Stored data:
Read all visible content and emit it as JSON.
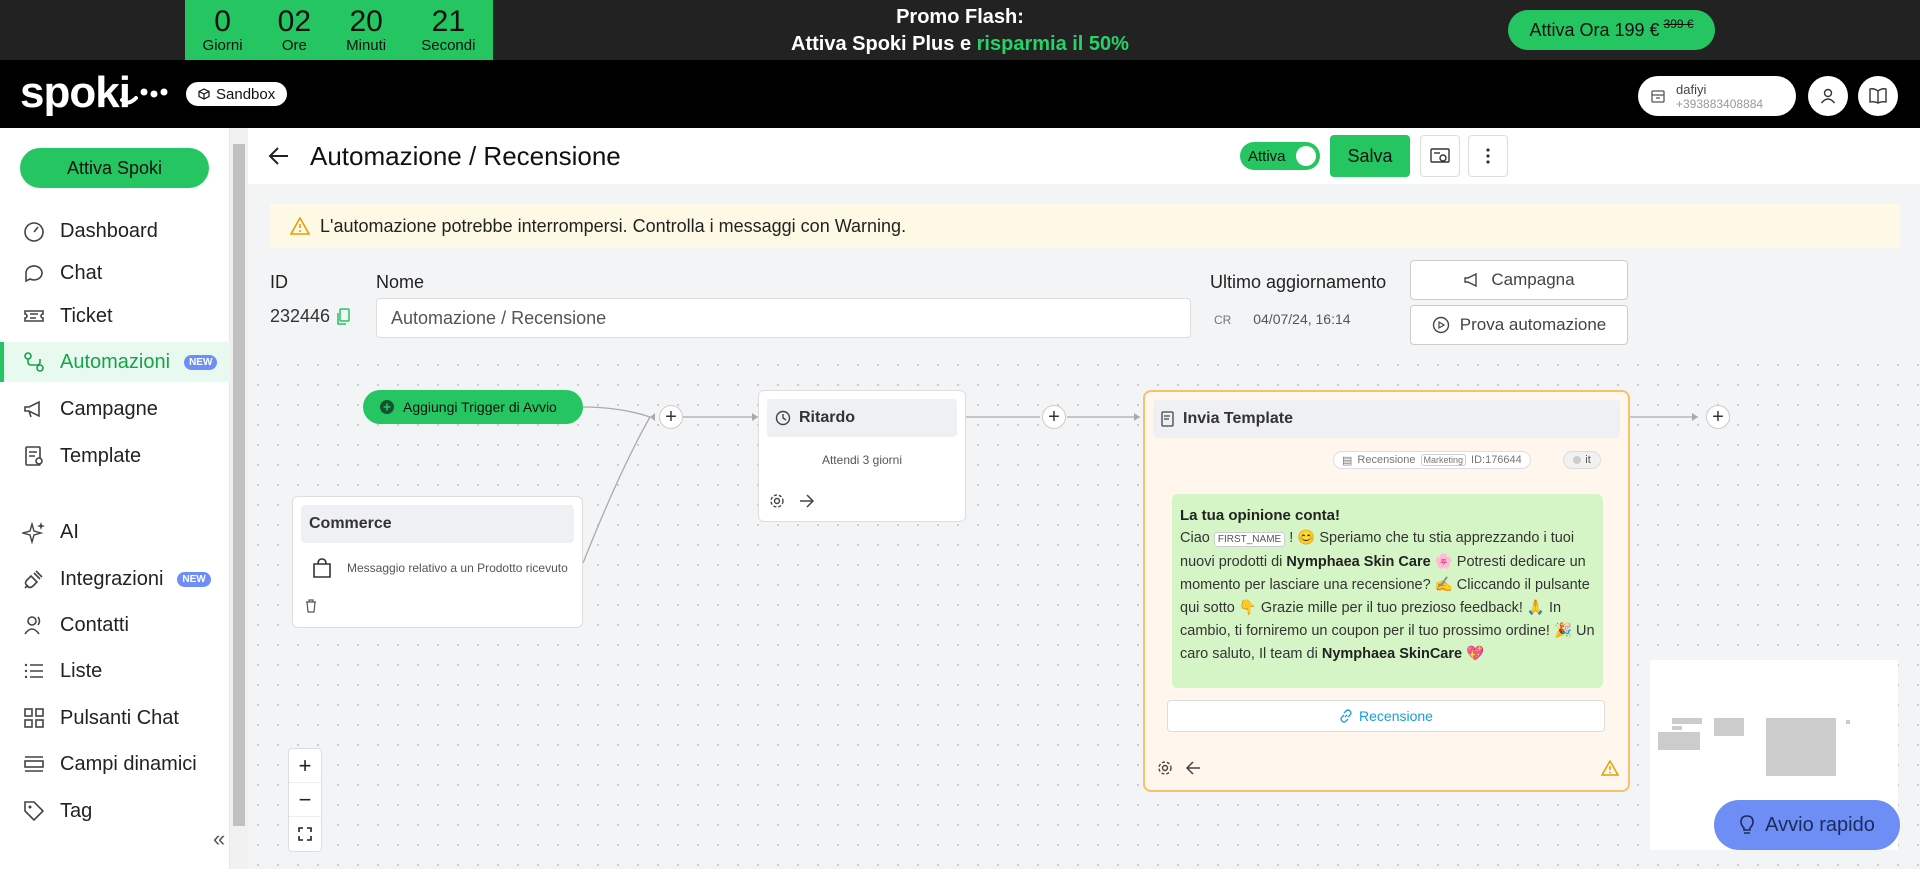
{
  "promo": {
    "countdown": [
      {
        "value": "0",
        "label": "Giorni"
      },
      {
        "value": "02",
        "label": "Ore"
      },
      {
        "value": "20",
        "label": "Minuti"
      },
      {
        "value": "21",
        "label": "Secondi"
      }
    ],
    "title": "Promo Flash:",
    "subtitle_prefix": "Attiva Spoki Plus e ",
    "subtitle_highlight": "risparmia il 50%",
    "button_label": "Attiva Ora 199 €",
    "button_old_price": "399 €",
    "highlight_color": "#25d366"
  },
  "navbar": {
    "logo": "spoki",
    "sandbox_label": "Sandbox",
    "account_name": "dafiyi",
    "account_phone": "+393883408884"
  },
  "sidebar": {
    "cta_label": "Attiva Spoki",
    "items": [
      {
        "label": "Dashboard",
        "icon": "dashboard-icon"
      },
      {
        "label": "Chat",
        "icon": "chat-icon"
      },
      {
        "label": "Ticket",
        "icon": "ticket-icon"
      },
      {
        "label": "Automazioni",
        "icon": "automation-icon",
        "badge": "NEW",
        "active": true
      },
      {
        "label": "Campagne",
        "icon": "megaphone-icon"
      },
      {
        "label": "Template",
        "icon": "template-icon"
      },
      {
        "label": "AI",
        "icon": "sparkle-icon"
      },
      {
        "label": "Integrazioni",
        "icon": "plug-icon",
        "badge": "NEW"
      },
      {
        "label": "Contatti",
        "icon": "contacts-icon"
      },
      {
        "label": "Liste",
        "icon": "list-icon"
      },
      {
        "label": "Pulsanti Chat",
        "icon": "widgets-icon"
      },
      {
        "label": "Campi dinamici",
        "icon": "fields-icon"
      },
      {
        "label": "Tag",
        "icon": "tag-icon"
      }
    ]
  },
  "header": {
    "title": "Automazione / Recensione",
    "toggle_label": "Attiva",
    "save_label": "Salva"
  },
  "warning": {
    "text": "L'automazione potrebbe interrompersi. Controlla i messaggi con Warning."
  },
  "form": {
    "id_label": "ID",
    "id_value": "232446",
    "name_label": "Nome",
    "name_value": "Automazione / Recensione",
    "updated_label": "Ultimo aggiornamento",
    "updated_prefix": "CR",
    "updated_value": "04/07/24, 16:14",
    "campaign_button": "Campagna",
    "test_button": "Prova automazione"
  },
  "flow": {
    "trigger_button": "Aggiungi Trigger di Avvio",
    "commerce_node": {
      "title": "Commerce",
      "text": "Messaggio relativo a un Prodotto ricevuto"
    },
    "delay_node": {
      "title": "Ritardo",
      "text": "Attendi 3 giorni"
    },
    "template_node": {
      "title": "Invia Template",
      "template_name": "Recensione",
      "category": "Marketing",
      "template_id": "ID:176644",
      "language": "it",
      "message_title": "La tua opinione conta!",
      "message": {
        "p1": "Ciao ",
        "var": "FIRST_NAME",
        "p2": " ! 😊 Speriamo che tu stia apprezzando i tuoi nuovi prodotti di ",
        "brand1": "Nymphaea Skin Care",
        "p3": " 🌸 Potresti dedicare un momento per lasciare una recensione? ✍️ Cliccando il pulsante qui sotto 👇 Grazie mille per il tuo prezioso feedback! 🙏 In cambio, ti forniremo un coupon per il tuo prossimo ordine! 🎉 Un caro saluto, Il team di ",
        "brand2": "Nymphaea SkinCare",
        "p4": " 💖"
      },
      "button_label": "Recensione"
    }
  },
  "quick_start_label": "Avvio rapido",
  "colors": {
    "brand_green": "#25c561",
    "warning_bg": "#fef9e5",
    "badge_blue": "#6e8ef5"
  }
}
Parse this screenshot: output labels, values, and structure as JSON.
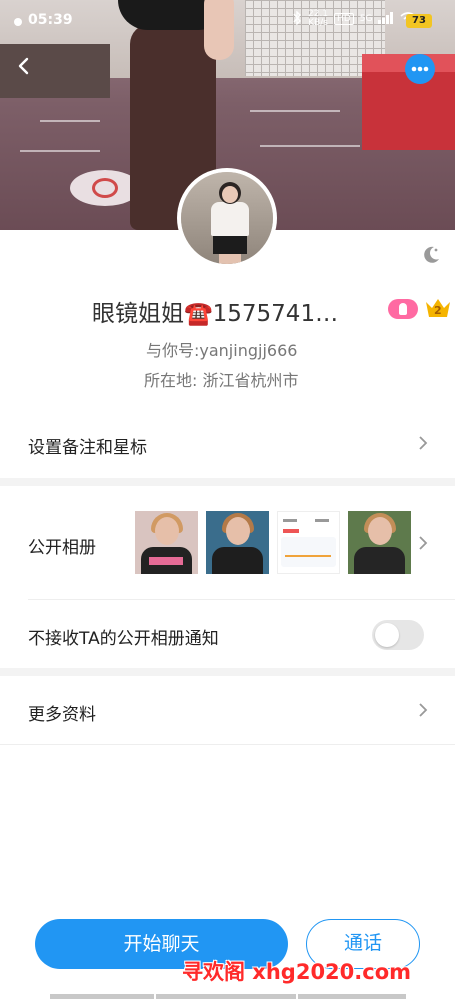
{
  "status_bar": {
    "time": "05:39",
    "net_speed_value": "22.1",
    "net_speed_unit": "KB/s",
    "hd_label": "HD",
    "signal_label": "5G",
    "battery": "73"
  },
  "profile": {
    "display_name": "眼镜姐姐☎️1575741…",
    "account_id": "与你号:yanjingjj666",
    "location": "所在地: 浙江省杭州市",
    "level_badge": "2"
  },
  "menu": {
    "remark_label": "设置备注和星标",
    "album_label": "公开相册",
    "album_notify_label": "不接收TA的公开相册通知",
    "album_notify_on": false,
    "more_info_label": "更多资料"
  },
  "actions": {
    "chat_label": "开始聊天",
    "call_label": "通话"
  },
  "watermark": "寻欢阁 xhg2020.com",
  "colors": {
    "accent": "#2196f3",
    "badge_pink": "#ff6aa2",
    "crown_gold": "#f5b400",
    "watermark_red": "#ff2a2a"
  }
}
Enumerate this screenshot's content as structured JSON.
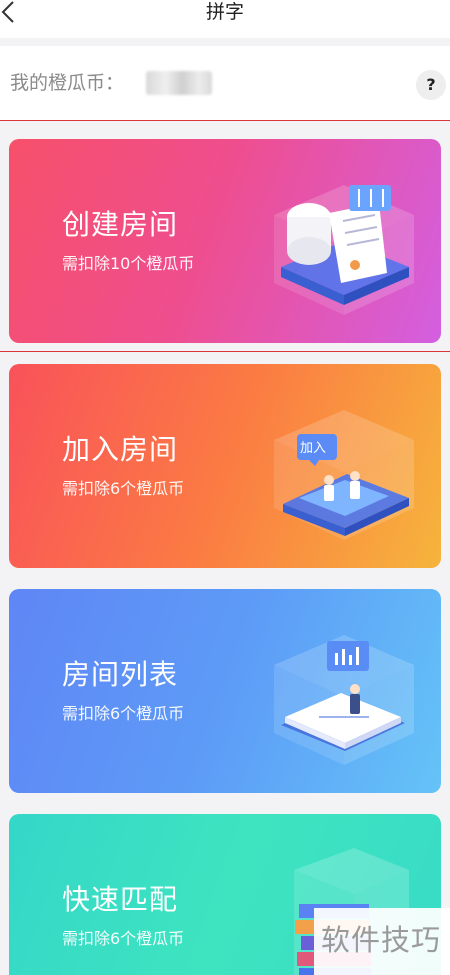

Exercise:
All of the entries above should be duplicated exactly, except for the pictures.

Task answer:
Read all visible content and emit it as JSON.
{
  "promo": {
    "countdown": [
      {
        "value": "0",
        "label": "Giorni"
      },
      {
        "value": "02",
        "label": "Ore"
      },
      {
        "value": "20",
        "label": "Minuti"
      },
      {
        "value": "21",
        "label": "Secondi"
      }
    ],
    "title": "Promo Flash:",
    "subtitle_prefix": "Attiva Spoki Plus e ",
    "subtitle_highlight": "risparmia il 50%",
    "button_label": "Attiva Ora 199 €",
    "button_old_price": "399 €",
    "highlight_color": "#25d366"
  },
  "navbar": {
    "logo": "spoki",
    "sandbox_label": "Sandbox",
    "account_name": "dafiyi",
    "account_phone": "+393883408884"
  },
  "sidebar": {
    "cta_label": "Attiva Spoki",
    "items": [
      {
        "label": "Dashboard",
        "icon": "dashboard-icon"
      },
      {
        "label": "Chat",
        "icon": "chat-icon"
      },
      {
        "label": "Ticket",
        "icon": "ticket-icon"
      },
      {
        "label": "Automazioni",
        "icon": "automation-icon",
        "badge": "NEW",
        "active": true
      },
      {
        "label": "Campagne",
        "icon": "megaphone-icon"
      },
      {
        "label": "Template",
        "icon": "template-icon"
      },
      {
        "label": "AI",
        "icon": "sparkle-icon"
      },
      {
        "label": "Integrazioni",
        "icon": "plug-icon",
        "badge": "NEW"
      },
      {
        "label": "Contatti",
        "icon": "contacts-icon"
      },
      {
        "label": "Liste",
        "icon": "list-icon"
      },
      {
        "label": "Pulsanti Chat",
        "icon": "widgets-icon"
      },
      {
        "label": "Campi dinamici",
        "icon": "fields-icon"
      },
      {
        "label": "Tag",
        "icon": "tag-icon"
      }
    ]
  },
  "header": {
    "title": "Automazione / Recensione",
    "toggle_label": "Attiva",
    "save_label": "Salva"
  },
  "warning": {
    "text": "L'automazione potrebbe interrompersi. Controlla i messaggi con Warning."
  },
  "form": {
    "id_label": "ID",
    "id_value": "232446",
    "name_label": "Nome",
    "name_value": "Automazione / Recensione",
    "updated_label": "Ultimo aggiornamento",
    "updated_prefix": "CR",
    "updated_value": "04/07/24, 16:14",
    "campaign_button": "Campagna",
    "test_button": "Prova automazione"
  },
  "flow": {
    "trigger_button": "Aggiungi Trigger di Avvio",
    "commerce_node": {
      "title": "Commerce",
      "text": "Messaggio relativo a un Prodotto ricevuto"
    },
    "delay_node": {
      "title": "Ritardo",
      "text": "Attendi 3 giorni"
    },
    "template_node": {
      "title": "Invia Template",
      "template_name": "Recensione",
      "category": "Marketing",
      "template_id": "ID:176644",
      "language": "it",
      "message_title": "La tua opinione conta!",
      "message": {
        "p1": "Ciao ",
        "var": "FIRST_NAME",
        "p2": " ! 😊 Speriamo che tu stia apprezzando i tuoi nuovi prodotti di ",
        "brand1": "Nymphaea Skin Care",
        "p3": " 🌸 Potresti dedicare un momento per lasciare una recensione? ✍️ Cliccando il pulsante qui sotto 👇 Grazie mille per il tuo prezioso feedback! 🙏 In cambio, ti forniremo un coupon per il tuo prossimo ordine! 🎉 Un caro saluto, Il team di ",
        "brand2": "Nymphaea SkinCare",
        "p4": " 💖"
      },
      "button_label": "Recensione"
    }
  },
  "quick_start_label": "Avvio rapido",
  "colors": {
    "brand_green": "#25c561",
    "warning_bg": "#fef9e5",
    "badge_blue": "#6e8ef5"
  }
}
Parse this screenshot: output labels, values, and structure as JSON.
{
  "status_bar": {
    "time": "05:39",
    "net_speed_value": "22.1",
    "net_speed_unit": "KB/s",
    "hd_label": "HD",
    "signal_label": "5G",
    "battery": "73"
  },
  "profile": {
    "display_name": "眼镜姐姐☎️1575741…",
    "account_id": "与你号:yanjingjj666",
    "location": "所在地: 浙江省杭州市",
    "level_badge": "2"
  },
  "menu": {
    "remark_label": "设置备注和星标",
    "album_label": "公开相册",
    "album_notify_label": "不接收TA的公开相册通知",
    "album_notify_on": false,
    "more_info_label": "更多资料"
  },
  "actions": {
    "chat_label": "开始聊天",
    "call_label": "通话"
  },
  "watermark": "寻欢阁 xhg2020.com",
  "colors": {
    "accent": "#2196f3",
    "badge_pink": "#ff6aa2",
    "crown_gold": "#f5b400",
    "watermark_red": "#ff2a2a"
  }
}
Enumerate this screenshot's content as structured JSON.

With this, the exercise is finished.